What you need to do: Without the pictures, set down the records below word for word.

Supplied entries:
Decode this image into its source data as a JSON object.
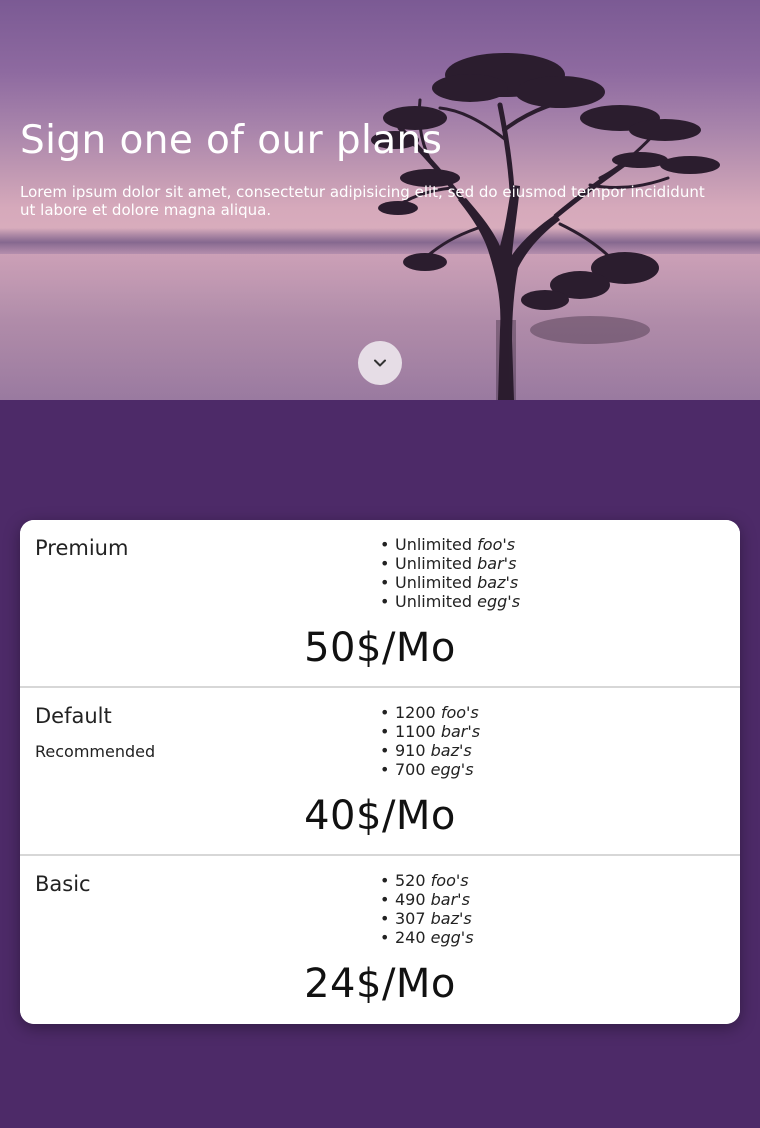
{
  "hero": {
    "title": "Sign one of our plans",
    "subtitle": "Lorem ipsum dolor sit amet, consectetur adipisicing elit, sed do eiusmod tempor incididunt ut labore et dolore magna aliqua.",
    "scroll_icon": "chevron-down-icon"
  },
  "plans": [
    {
      "name": "Premium",
      "tag": "",
      "features": [
        {
          "qty": "Unlimited",
          "item": "foo's"
        },
        {
          "qty": "Unlimited",
          "item": "bar's"
        },
        {
          "qty": "Unlimited",
          "item": "baz's"
        },
        {
          "qty": "Unlimited",
          "item": "egg's"
        }
      ],
      "price": "50$/Mo"
    },
    {
      "name": "Default",
      "tag": "Recommended",
      "features": [
        {
          "qty": "1200",
          "item": "foo's"
        },
        {
          "qty": "1100",
          "item": "bar's"
        },
        {
          "qty": "910",
          "item": "baz's"
        },
        {
          "qty": "700",
          "item": "egg's"
        }
      ],
      "price": "40$/Mo"
    },
    {
      "name": "Basic",
      "tag": "",
      "features": [
        {
          "qty": "520",
          "item": "foo's"
        },
        {
          "qty": "490",
          "item": "bar's"
        },
        {
          "qty": "307",
          "item": "baz's"
        },
        {
          "qty": "240",
          "item": "egg's"
        }
      ],
      "price": "24$/Mo"
    }
  ],
  "colors": {
    "page_background": "#4d2a68",
    "card_background": "#ffffff",
    "scroll_button": "#e6dde6"
  }
}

Expected output:
Decode this image into its source data as a JSON object.
{
  "hero": {
    "title": "Sign one of our plans",
    "subtitle": "Lorem ipsum dolor sit amet, consectetur adipisicing elit, sed do eiusmod tempor incididunt ut labore et dolore magna aliqua.",
    "scroll_icon": "chevron-down-icon"
  },
  "plans": [
    {
      "name": "Premium",
      "tag": "",
      "features": [
        {
          "qty": "Unlimited",
          "item": "foo's"
        },
        {
          "qty": "Unlimited",
          "item": "bar's"
        },
        {
          "qty": "Unlimited",
          "item": "baz's"
        },
        {
          "qty": "Unlimited",
          "item": "egg's"
        }
      ],
      "price": "50$/Mo"
    },
    {
      "name": "Default",
      "tag": "Recommended",
      "features": [
        {
          "qty": "1200",
          "item": "foo's"
        },
        {
          "qty": "1100",
          "item": "bar's"
        },
        {
          "qty": "910",
          "item": "baz's"
        },
        {
          "qty": "700",
          "item": "egg's"
        }
      ],
      "price": "40$/Mo"
    },
    {
      "name": "Basic",
      "tag": "",
      "features": [
        {
          "qty": "520",
          "item": "foo's"
        },
        {
          "qty": "490",
          "item": "bar's"
        },
        {
          "qty": "307",
          "item": "baz's"
        },
        {
          "qty": "240",
          "item": "egg's"
        }
      ],
      "price": "24$/Mo"
    }
  ],
  "colors": {
    "page_background": "#4d2a68",
    "card_background": "#ffffff",
    "scroll_button": "#e6dde6"
  }
}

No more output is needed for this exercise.